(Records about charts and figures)
* * * *
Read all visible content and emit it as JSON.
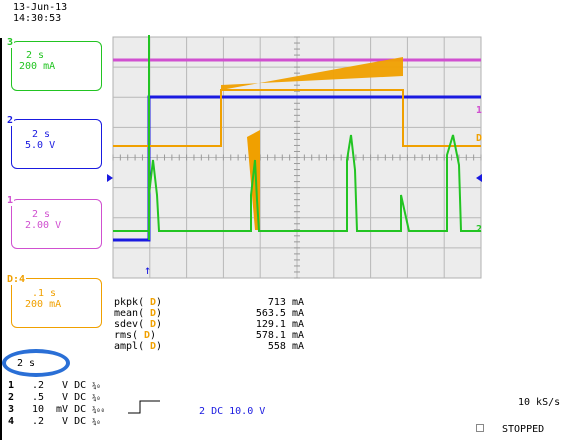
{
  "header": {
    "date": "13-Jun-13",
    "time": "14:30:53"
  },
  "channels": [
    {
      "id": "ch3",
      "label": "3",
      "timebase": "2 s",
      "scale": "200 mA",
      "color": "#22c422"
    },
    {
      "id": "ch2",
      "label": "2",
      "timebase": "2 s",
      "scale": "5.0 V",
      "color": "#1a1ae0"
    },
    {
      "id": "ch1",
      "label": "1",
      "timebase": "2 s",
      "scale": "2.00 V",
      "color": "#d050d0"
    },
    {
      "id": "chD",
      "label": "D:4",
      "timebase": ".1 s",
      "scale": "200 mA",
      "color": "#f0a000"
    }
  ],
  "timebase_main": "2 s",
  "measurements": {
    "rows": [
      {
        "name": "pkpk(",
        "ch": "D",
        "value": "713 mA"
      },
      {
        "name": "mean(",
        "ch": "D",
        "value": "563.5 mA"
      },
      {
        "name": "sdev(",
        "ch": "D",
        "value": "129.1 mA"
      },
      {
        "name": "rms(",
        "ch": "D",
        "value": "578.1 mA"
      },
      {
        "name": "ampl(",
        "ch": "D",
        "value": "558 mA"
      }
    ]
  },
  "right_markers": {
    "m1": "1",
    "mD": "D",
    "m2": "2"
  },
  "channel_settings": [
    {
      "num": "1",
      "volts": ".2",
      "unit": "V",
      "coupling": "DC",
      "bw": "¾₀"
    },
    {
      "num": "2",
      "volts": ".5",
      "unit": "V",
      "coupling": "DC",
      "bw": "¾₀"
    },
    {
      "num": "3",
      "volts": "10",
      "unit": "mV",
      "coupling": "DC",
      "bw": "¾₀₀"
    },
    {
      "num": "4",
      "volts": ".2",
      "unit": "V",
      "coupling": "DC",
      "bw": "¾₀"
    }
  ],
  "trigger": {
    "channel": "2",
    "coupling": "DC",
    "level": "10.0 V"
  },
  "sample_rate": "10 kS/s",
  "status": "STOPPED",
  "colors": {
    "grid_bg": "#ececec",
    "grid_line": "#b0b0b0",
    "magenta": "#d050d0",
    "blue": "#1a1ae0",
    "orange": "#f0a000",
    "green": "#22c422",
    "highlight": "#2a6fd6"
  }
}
* * * *
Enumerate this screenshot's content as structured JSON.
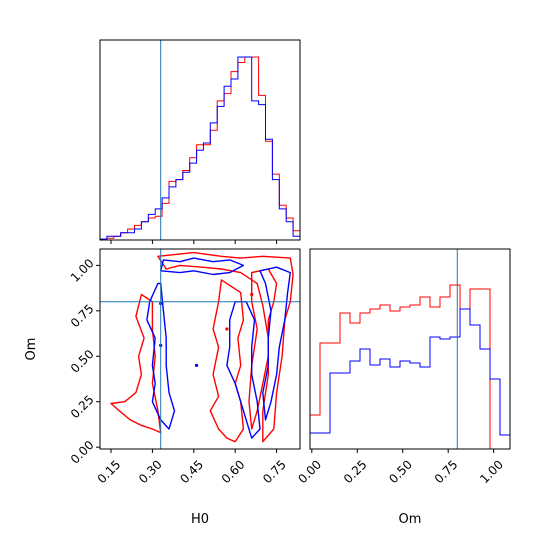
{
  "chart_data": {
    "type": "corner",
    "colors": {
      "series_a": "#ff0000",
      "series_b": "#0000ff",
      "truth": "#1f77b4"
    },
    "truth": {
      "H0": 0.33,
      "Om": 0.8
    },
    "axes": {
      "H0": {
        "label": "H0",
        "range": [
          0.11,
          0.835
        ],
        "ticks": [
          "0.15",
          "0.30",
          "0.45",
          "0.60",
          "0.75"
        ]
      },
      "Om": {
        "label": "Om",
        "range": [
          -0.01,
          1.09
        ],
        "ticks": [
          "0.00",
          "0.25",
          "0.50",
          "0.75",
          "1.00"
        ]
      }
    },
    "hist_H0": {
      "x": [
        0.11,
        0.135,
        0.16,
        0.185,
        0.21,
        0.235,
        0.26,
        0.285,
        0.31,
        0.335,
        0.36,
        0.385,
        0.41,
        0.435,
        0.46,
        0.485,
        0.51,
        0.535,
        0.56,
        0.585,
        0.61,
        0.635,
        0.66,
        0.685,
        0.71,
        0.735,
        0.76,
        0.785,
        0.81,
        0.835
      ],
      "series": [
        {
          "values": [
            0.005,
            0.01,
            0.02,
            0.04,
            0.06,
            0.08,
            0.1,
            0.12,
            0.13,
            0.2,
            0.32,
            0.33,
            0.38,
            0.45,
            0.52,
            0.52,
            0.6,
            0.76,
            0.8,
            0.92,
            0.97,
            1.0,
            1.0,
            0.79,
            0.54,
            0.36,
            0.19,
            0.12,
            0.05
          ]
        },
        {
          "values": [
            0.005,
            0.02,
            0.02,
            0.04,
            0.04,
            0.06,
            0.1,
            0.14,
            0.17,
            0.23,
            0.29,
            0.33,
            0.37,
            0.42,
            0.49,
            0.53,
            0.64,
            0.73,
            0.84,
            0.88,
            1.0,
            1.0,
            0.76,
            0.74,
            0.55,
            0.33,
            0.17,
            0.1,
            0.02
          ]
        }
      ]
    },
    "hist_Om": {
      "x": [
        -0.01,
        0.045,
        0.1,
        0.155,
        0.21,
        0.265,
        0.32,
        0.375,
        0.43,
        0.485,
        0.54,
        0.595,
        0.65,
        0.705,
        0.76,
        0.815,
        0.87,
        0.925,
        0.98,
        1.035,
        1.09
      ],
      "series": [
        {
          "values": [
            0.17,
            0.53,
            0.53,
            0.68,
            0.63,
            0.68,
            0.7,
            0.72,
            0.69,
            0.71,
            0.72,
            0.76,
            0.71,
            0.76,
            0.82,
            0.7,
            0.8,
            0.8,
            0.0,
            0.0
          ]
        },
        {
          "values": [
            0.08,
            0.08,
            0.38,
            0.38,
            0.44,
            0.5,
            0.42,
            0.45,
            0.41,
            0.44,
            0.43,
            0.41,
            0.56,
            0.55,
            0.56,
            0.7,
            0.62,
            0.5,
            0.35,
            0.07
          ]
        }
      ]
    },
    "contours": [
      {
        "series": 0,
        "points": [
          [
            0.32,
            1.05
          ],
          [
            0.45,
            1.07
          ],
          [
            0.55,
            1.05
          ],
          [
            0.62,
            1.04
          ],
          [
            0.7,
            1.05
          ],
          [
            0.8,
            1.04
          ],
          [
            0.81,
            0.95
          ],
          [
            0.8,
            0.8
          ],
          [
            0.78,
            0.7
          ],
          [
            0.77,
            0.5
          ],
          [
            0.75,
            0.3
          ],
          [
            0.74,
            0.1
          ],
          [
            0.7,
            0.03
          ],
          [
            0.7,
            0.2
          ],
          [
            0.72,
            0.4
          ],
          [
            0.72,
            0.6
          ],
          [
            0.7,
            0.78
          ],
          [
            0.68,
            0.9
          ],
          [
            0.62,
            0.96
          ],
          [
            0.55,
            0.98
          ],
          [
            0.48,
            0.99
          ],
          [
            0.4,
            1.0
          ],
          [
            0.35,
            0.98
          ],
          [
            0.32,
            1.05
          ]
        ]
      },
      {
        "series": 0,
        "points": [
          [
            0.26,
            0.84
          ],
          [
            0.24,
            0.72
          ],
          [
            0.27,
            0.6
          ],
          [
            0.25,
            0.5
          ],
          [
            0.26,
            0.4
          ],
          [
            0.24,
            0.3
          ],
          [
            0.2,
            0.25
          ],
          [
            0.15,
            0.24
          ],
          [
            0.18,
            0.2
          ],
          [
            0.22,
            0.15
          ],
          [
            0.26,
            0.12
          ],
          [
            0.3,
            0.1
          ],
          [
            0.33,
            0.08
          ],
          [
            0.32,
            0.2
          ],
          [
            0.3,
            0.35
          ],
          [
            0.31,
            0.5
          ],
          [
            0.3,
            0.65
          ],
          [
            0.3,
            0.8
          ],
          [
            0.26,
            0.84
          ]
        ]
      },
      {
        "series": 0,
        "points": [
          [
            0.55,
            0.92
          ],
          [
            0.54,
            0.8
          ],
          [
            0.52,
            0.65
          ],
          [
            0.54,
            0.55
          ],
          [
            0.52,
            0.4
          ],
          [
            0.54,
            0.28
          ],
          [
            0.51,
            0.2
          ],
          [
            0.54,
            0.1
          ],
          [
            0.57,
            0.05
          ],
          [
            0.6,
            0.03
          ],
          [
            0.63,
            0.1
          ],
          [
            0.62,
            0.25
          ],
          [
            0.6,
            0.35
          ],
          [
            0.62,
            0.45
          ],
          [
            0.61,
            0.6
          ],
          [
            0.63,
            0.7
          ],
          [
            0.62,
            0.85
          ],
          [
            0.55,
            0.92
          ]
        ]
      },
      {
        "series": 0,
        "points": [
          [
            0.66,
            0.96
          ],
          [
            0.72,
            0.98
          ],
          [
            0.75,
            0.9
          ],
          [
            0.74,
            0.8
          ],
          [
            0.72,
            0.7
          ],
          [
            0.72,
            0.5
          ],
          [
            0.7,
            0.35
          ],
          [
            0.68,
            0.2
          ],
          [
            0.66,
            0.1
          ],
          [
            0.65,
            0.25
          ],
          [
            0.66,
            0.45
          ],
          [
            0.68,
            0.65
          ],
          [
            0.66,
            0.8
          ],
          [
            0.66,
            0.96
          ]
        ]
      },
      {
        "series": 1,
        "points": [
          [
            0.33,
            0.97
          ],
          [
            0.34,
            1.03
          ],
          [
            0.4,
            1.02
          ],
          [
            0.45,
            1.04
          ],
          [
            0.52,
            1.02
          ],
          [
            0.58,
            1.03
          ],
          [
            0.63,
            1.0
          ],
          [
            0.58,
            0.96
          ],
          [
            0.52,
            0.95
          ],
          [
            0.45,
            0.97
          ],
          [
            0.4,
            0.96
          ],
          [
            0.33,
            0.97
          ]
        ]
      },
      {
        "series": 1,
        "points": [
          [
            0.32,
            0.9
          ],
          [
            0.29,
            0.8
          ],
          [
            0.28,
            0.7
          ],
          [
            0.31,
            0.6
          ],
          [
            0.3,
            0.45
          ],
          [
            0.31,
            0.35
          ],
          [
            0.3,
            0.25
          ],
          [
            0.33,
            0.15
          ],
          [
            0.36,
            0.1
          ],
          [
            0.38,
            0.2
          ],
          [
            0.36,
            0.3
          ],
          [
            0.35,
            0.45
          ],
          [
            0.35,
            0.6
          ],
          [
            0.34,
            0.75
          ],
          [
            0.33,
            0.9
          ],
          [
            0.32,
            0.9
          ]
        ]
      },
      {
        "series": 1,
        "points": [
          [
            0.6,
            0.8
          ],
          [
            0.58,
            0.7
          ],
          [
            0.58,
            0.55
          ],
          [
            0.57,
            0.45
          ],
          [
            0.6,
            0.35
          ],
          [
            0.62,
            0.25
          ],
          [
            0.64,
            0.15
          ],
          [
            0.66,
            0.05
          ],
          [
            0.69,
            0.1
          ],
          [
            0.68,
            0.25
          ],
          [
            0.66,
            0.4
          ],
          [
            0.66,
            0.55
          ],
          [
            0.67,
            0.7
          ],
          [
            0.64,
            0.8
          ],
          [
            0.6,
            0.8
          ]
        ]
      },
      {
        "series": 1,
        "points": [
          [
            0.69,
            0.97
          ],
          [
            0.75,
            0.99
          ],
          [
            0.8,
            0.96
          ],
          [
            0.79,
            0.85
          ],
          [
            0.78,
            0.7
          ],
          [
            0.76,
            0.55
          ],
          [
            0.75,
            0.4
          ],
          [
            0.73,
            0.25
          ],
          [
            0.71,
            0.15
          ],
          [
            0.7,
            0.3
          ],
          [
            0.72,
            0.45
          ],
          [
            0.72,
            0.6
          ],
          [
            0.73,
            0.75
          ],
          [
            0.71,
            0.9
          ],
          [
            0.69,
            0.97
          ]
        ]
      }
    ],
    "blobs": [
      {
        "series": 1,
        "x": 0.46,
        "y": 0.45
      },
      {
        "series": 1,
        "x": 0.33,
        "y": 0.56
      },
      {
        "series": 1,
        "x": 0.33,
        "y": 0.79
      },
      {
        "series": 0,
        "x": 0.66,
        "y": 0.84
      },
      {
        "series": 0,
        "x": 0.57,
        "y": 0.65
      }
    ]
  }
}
* * * *
WRITTEN PROBLEM -
Report how many lines in the records hold the word "name", giving the number and nothing else.

ANSWER FOR THIS EXERCISE -
5